Records from a collection:
====

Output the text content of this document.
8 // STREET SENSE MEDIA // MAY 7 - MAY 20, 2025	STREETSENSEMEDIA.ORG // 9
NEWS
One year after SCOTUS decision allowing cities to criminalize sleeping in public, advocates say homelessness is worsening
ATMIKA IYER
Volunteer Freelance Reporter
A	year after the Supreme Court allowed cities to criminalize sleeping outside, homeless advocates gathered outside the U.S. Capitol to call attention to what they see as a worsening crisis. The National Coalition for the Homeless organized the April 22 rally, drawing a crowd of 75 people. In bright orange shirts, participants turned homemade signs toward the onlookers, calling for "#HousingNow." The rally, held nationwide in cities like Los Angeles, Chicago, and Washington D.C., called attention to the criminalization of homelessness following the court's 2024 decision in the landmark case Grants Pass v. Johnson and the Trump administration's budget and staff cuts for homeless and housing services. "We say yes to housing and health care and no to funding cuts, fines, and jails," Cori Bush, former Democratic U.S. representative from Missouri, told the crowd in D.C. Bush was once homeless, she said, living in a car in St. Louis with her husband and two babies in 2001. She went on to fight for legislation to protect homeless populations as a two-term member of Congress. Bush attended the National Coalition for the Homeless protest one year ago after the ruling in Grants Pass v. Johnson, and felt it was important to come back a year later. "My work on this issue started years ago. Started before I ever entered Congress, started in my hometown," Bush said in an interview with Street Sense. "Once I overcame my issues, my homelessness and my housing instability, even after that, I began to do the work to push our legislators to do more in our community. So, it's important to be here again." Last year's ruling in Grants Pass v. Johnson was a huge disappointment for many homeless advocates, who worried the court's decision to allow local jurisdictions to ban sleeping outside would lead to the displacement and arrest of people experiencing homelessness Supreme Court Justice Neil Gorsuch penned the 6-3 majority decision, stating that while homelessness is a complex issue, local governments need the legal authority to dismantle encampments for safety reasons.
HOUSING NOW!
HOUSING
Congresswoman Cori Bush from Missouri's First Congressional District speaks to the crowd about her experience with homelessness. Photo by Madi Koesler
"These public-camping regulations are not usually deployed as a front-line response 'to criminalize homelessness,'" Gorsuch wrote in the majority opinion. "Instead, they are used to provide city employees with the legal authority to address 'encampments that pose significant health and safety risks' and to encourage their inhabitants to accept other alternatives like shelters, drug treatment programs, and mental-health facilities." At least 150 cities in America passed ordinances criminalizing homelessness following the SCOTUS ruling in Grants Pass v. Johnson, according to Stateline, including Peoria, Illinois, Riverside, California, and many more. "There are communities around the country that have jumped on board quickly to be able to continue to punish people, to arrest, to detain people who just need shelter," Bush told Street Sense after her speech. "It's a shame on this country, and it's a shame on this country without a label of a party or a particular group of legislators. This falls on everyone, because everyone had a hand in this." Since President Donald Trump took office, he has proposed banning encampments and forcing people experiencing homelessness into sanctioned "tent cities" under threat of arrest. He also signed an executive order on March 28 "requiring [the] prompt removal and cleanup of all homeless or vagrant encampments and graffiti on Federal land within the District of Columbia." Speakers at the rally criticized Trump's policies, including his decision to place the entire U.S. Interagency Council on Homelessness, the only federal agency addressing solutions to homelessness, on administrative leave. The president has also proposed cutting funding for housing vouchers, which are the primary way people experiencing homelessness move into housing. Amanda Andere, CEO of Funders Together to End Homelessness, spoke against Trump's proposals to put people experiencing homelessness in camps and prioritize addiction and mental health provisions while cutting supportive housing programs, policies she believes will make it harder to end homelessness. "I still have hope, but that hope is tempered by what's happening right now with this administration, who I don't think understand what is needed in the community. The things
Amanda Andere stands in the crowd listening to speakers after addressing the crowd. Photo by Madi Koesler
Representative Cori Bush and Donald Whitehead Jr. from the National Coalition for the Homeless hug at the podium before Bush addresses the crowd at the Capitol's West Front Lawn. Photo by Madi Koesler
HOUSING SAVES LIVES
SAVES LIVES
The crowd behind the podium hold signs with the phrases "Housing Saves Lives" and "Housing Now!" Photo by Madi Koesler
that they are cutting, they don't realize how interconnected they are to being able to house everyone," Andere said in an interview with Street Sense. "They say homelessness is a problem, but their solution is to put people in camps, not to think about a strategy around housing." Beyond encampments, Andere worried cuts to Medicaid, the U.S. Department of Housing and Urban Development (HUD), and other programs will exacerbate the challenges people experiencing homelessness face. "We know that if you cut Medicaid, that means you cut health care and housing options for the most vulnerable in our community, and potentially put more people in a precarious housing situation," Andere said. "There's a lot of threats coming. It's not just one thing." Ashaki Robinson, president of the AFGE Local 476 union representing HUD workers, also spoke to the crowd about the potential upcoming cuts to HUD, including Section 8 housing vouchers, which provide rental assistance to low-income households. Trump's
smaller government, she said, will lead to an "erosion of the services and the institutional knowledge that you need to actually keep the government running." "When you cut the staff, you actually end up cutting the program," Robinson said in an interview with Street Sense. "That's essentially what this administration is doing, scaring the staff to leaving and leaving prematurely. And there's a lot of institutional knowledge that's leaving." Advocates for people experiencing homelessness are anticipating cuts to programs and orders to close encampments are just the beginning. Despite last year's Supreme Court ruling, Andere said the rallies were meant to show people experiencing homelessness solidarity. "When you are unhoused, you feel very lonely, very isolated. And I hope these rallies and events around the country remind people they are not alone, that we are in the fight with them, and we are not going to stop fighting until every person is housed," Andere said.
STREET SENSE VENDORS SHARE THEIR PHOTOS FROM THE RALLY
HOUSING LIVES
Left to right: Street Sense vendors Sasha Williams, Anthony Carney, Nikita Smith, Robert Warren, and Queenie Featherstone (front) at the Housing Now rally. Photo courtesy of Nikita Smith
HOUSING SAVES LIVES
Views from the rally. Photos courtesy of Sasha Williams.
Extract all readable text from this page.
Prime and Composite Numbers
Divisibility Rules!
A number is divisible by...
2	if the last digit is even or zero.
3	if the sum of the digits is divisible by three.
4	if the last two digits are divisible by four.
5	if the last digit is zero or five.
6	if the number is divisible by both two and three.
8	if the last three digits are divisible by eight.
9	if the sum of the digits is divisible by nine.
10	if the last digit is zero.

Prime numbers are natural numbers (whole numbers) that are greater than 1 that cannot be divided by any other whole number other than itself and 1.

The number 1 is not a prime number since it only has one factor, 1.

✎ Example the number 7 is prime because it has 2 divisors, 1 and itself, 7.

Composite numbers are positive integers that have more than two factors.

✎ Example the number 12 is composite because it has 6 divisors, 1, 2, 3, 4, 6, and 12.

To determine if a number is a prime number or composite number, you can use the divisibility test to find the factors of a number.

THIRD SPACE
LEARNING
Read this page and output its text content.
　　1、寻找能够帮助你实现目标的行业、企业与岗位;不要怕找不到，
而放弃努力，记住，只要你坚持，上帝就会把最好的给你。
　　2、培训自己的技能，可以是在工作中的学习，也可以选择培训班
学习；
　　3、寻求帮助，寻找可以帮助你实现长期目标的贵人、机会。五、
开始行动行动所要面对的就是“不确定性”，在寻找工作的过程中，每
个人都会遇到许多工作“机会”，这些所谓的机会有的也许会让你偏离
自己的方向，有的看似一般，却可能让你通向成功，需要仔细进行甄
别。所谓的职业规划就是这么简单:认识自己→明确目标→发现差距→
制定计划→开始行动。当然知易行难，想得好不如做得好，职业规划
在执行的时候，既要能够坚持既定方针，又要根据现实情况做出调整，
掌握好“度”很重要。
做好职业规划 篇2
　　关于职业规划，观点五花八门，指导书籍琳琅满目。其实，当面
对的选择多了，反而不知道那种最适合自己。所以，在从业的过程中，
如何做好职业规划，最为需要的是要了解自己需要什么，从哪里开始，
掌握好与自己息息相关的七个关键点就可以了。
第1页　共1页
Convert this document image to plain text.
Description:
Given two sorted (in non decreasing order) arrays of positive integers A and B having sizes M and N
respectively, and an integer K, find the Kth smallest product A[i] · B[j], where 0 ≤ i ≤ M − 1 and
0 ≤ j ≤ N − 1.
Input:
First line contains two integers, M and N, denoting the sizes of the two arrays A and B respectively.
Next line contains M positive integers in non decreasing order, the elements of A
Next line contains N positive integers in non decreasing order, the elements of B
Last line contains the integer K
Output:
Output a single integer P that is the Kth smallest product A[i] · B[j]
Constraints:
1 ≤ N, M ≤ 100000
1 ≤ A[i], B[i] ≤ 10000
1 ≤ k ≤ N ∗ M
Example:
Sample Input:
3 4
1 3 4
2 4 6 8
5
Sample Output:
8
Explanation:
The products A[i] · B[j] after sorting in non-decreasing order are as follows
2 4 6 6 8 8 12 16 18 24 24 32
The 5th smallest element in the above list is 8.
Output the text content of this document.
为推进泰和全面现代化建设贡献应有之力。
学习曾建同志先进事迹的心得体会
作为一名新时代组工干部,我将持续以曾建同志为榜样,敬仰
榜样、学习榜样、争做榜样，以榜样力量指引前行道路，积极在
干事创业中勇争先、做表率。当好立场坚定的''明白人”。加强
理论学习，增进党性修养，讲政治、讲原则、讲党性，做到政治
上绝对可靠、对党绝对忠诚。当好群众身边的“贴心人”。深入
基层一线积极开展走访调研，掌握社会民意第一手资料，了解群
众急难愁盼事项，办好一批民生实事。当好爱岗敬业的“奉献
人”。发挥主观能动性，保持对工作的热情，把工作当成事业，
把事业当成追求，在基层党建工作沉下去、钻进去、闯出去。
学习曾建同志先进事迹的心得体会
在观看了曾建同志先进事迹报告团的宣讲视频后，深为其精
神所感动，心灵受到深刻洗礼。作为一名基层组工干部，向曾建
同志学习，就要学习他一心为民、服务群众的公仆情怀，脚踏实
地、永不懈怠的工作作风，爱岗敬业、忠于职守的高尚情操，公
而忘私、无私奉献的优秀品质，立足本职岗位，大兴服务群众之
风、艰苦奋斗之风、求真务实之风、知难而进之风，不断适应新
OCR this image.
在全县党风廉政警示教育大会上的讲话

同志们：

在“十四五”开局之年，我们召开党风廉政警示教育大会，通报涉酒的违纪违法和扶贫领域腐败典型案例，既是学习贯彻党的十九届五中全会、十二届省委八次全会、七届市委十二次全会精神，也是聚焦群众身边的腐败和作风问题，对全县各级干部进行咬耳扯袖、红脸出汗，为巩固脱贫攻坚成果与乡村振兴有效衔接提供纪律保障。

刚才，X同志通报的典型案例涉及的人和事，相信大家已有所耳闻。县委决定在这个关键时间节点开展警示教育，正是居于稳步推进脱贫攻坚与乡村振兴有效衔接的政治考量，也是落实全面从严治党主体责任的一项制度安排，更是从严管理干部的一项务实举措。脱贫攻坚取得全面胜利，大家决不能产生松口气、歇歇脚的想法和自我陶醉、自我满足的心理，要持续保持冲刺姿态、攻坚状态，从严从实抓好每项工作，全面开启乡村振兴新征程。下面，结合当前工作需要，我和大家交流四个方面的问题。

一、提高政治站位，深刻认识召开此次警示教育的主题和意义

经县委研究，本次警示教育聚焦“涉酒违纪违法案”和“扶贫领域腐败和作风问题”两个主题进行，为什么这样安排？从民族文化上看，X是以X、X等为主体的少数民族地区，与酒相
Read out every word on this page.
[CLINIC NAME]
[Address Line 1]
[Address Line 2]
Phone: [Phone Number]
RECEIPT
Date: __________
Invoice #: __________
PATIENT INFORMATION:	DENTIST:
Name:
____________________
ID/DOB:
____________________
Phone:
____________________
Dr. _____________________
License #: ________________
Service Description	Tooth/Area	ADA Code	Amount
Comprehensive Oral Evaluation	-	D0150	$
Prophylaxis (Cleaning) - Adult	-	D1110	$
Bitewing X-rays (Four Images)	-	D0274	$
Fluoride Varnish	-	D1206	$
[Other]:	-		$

====

**BRIEF:** Search the data above for the word "digits", then gather each line in which it appears.

**WRITTEN SOLUTION:**
3	if the sum of the digits is divisible by three.
4	if the last two digits are divisible by four.
8	if the last three digits are divisible by eight.
9	if the sum of the digits is divisible by nine.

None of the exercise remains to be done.